:: Requirement ::
In your copy, leave out the pictures and repeat the entries below exactly.

:: Material for this task ::
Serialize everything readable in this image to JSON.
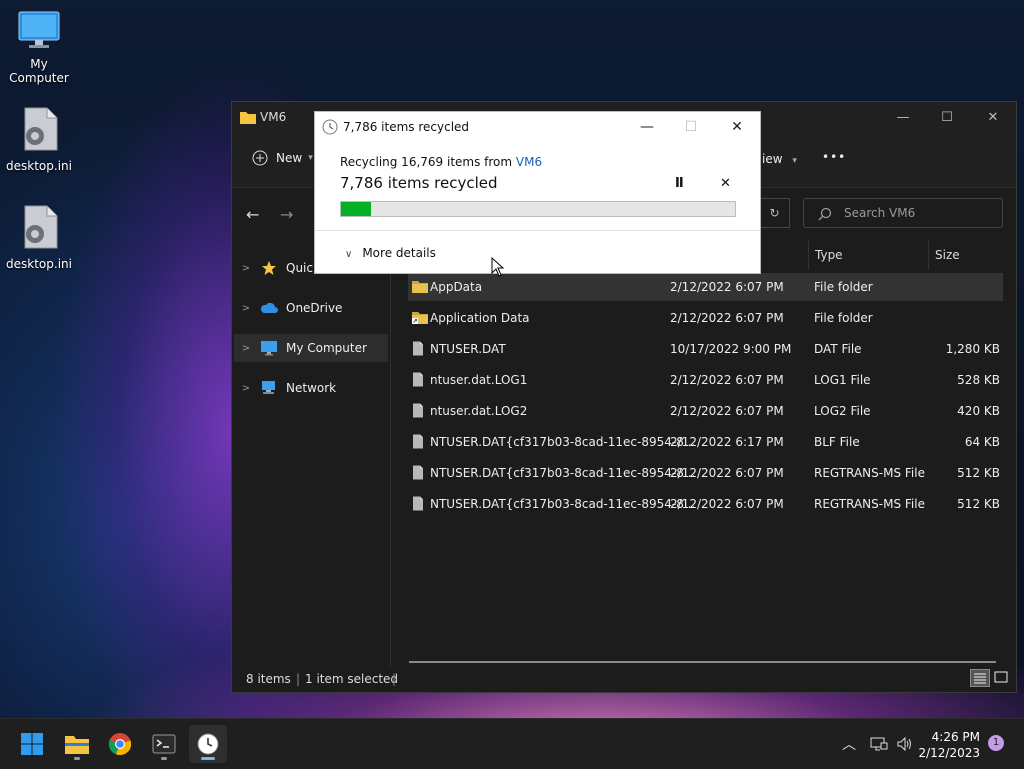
{
  "desktop": {
    "icons": [
      {
        "label": "My Computer"
      },
      {
        "label": "desktop.ini"
      },
      {
        "label": "desktop.ini"
      }
    ]
  },
  "explorer": {
    "title": "VM6",
    "toolbar": {
      "new_label": "New",
      "view_label": "iew",
      "more_label": "•••"
    },
    "search_placeholder": "Search VM6",
    "nav": [
      {
        "label": "Quick",
        "icon": "star-icon"
      },
      {
        "label": "OneDrive",
        "icon": "cloud-icon"
      },
      {
        "label": "My Computer",
        "icon": "monitor-icon"
      },
      {
        "label": "Network",
        "icon": "network-icon"
      }
    ],
    "columns": {
      "type": "Type",
      "size": "Size"
    },
    "files": [
      {
        "name": "AppData",
        "date": "2/12/2022 6:07 PM",
        "type": "File folder",
        "size": ""
      },
      {
        "name": "Application Data",
        "date": "2/12/2022 6:07 PM",
        "type": "File folder",
        "size": ""
      },
      {
        "name": "NTUSER.DAT",
        "date": "10/17/2022 9:00 PM",
        "type": "DAT File",
        "size": "1,280 KB"
      },
      {
        "name": "ntuser.dat.LOG1",
        "date": "2/12/2022 6:07 PM",
        "type": "LOG1 File",
        "size": "528 KB"
      },
      {
        "name": "ntuser.dat.LOG2",
        "date": "2/12/2022 6:07 PM",
        "type": "LOG2 File",
        "size": "420 KB"
      },
      {
        "name": "NTUSER.DAT{cf317b03-8cad-11ec-8954-8...",
        "date": "2/12/2022 6:17 PM",
        "type": "BLF File",
        "size": "64 KB"
      },
      {
        "name": "NTUSER.DAT{cf317b03-8cad-11ec-8954-8...",
        "date": "2/12/2022 6:07 PM",
        "type": "REGTRANS-MS File",
        "size": "512 KB"
      },
      {
        "name": "NTUSER.DAT{cf317b03-8cad-11ec-8954-8...",
        "date": "2/12/2022 6:07 PM",
        "type": "REGTRANS-MS File",
        "size": "512 KB"
      }
    ],
    "status": {
      "items": "8 items",
      "selected": "1 item selected"
    }
  },
  "dialog": {
    "title": "7,786 items recycled",
    "line1_prefix": "Recycling 16,769 items from ",
    "line1_link": "VM6",
    "headline": "7,786 items recycled",
    "progress_percent": 7.5,
    "pause_label": "II",
    "cancel_label": "✕",
    "more_details": "More details"
  },
  "taskbar": {
    "time": "4:26 PM",
    "date": "2/12/2023",
    "notifications": "1"
  },
  "colors": {
    "progress": "#06b025",
    "link": "#1a5fb4",
    "accent": "#6cb8ff"
  }
}
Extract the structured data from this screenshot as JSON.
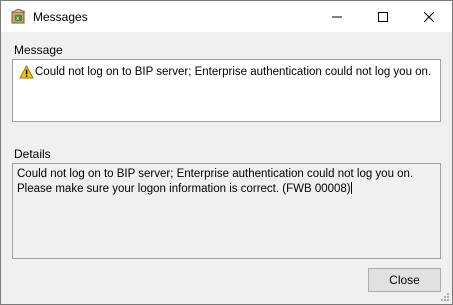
{
  "window": {
    "title": "Messages",
    "app_icon": "app-package-icon",
    "controls": {
      "minimize_icon": "minimize-icon",
      "maximize_icon": "maximize-icon",
      "close_icon": "close-icon"
    }
  },
  "message": {
    "label": "Message",
    "icon": "warning-icon",
    "text": "Could not log on to BIP server; Enterprise authentication could not log you on. Plea..."
  },
  "details": {
    "label": "Details",
    "text": "Could not log on to BIP server; Enterprise authentication could not log you on. Please make sure your logon information is correct. (FWB 00008)"
  },
  "footer": {
    "close_label": "Close"
  },
  "colors": {
    "titlebar": "#ffffff",
    "body": "#f0f0f0",
    "warning": "#f5c400"
  }
}
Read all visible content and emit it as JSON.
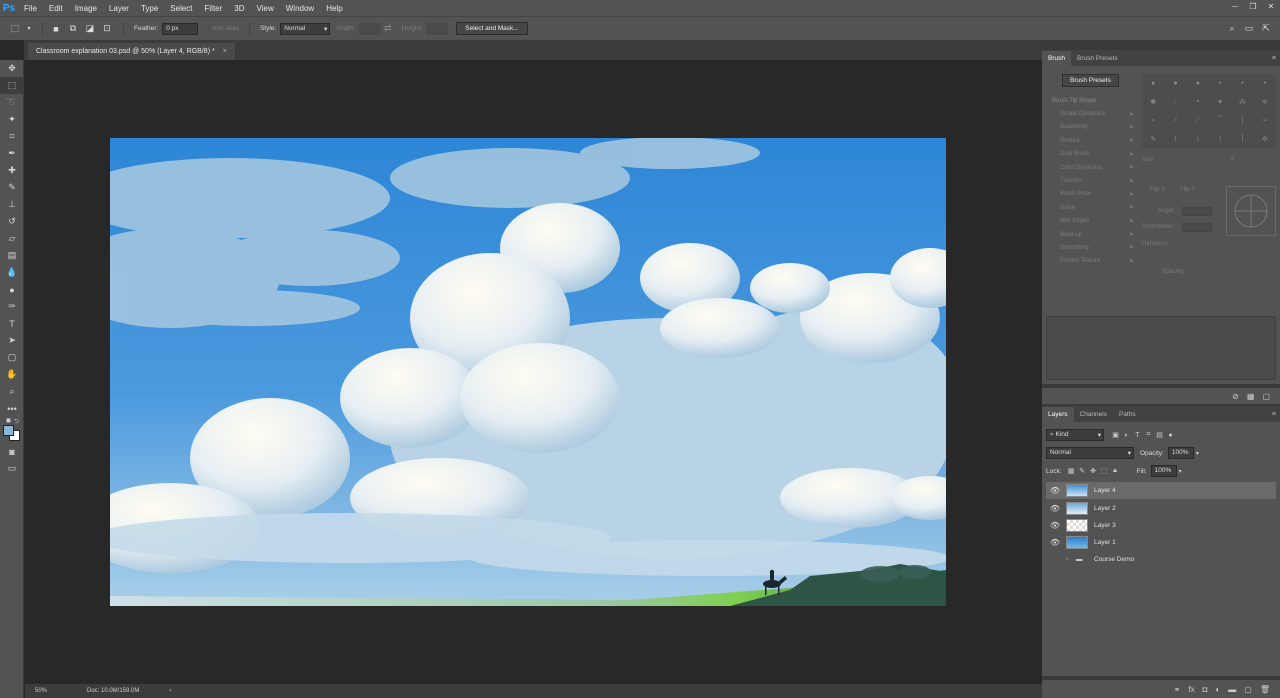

:: Finished answer ::
Serialize everything readable in this image to JSON.
{
  "desktop": {
    "icons": [
      {
        "label": "My Computer"
      },
      {
        "label": "desktop.ini"
      },
      {
        "label": "desktop.ini"
      }
    ]
  },
  "explorer": {
    "title": "VM6",
    "toolbar": {
      "new_label": "New",
      "view_label": "iew",
      "more_label": "•••"
    },
    "search_placeholder": "Search VM6",
    "nav": [
      {
        "label": "Quick",
        "icon": "star-icon"
      },
      {
        "label": "OneDrive",
        "icon": "cloud-icon"
      },
      {
        "label": "My Computer",
        "icon": "monitor-icon"
      },
      {
        "label": "Network",
        "icon": "network-icon"
      }
    ],
    "columns": {
      "type": "Type",
      "size": "Size"
    },
    "files": [
      {
        "name": "AppData",
        "date": "2/12/2022 6:07 PM",
        "type": "File folder",
        "size": ""
      },
      {
        "name": "Application Data",
        "date": "2/12/2022 6:07 PM",
        "type": "File folder",
        "size": ""
      },
      {
        "name": "NTUSER.DAT",
        "date": "10/17/2022 9:00 PM",
        "type": "DAT File",
        "size": "1,280 KB"
      },
      {
        "name": "ntuser.dat.LOG1",
        "date": "2/12/2022 6:07 PM",
        "type": "LOG1 File",
        "size": "528 KB"
      },
      {
        "name": "ntuser.dat.LOG2",
        "date": "2/12/2022 6:07 PM",
        "type": "LOG2 File",
        "size": "420 KB"
      },
      {
        "name": "NTUSER.DAT{cf317b03-8cad-11ec-8954-8...",
        "date": "2/12/2022 6:17 PM",
        "type": "BLF File",
        "size": "64 KB"
      },
      {
        "name": "NTUSER.DAT{cf317b03-8cad-11ec-8954-8...",
        "date": "2/12/2022 6:07 PM",
        "type": "REGTRANS-MS File",
        "size": "512 KB"
      },
      {
        "name": "NTUSER.DAT{cf317b03-8cad-11ec-8954-8...",
        "date": "2/12/2022 6:07 PM",
        "type": "REGTRANS-MS File",
        "size": "512 KB"
      }
    ],
    "status": {
      "items": "8 items",
      "selected": "1 item selected"
    }
  },
  "dialog": {
    "title": "7,786 items recycled",
    "line1_prefix": "Recycling 16,769 items from ",
    "line1_link": "VM6",
    "headline": "7,786 items recycled",
    "progress_percent": 7.5,
    "pause_label": "II",
    "cancel_label": "✕",
    "more_details": "More details"
  },
  "taskbar": {
    "time": "4:26 PM",
    "date": "2/12/2023",
    "notifications": "1"
  },
  "colors": {
    "progress": "#06b025",
    "link": "#1a5fb4",
    "accent": "#6cb8ff"
  }
}
Extract the structured data from this screenshot as JSON.
{
  "window": {
    "title": "Messages",
    "app_icon": "app-package-icon",
    "controls": {
      "minimize_icon": "minimize-icon",
      "maximize_icon": "maximize-icon",
      "close_icon": "close-icon"
    }
  },
  "message": {
    "label": "Message",
    "icon": "warning-icon",
    "text": "Could not log on to BIP server; Enterprise authentication could not log you on. Plea..."
  },
  "details": {
    "label": "Details",
    "text": "Could not log on to BIP server; Enterprise authentication could not log you on. Please make sure your logon information is correct. (FWB 00008)"
  },
  "footer": {
    "close_label": "Close"
  },
  "colors": {
    "titlebar": "#ffffff",
    "body": "#f0f0f0",
    "warning": "#f5c400"
  }
}
Read all visible content and emit it as JSON.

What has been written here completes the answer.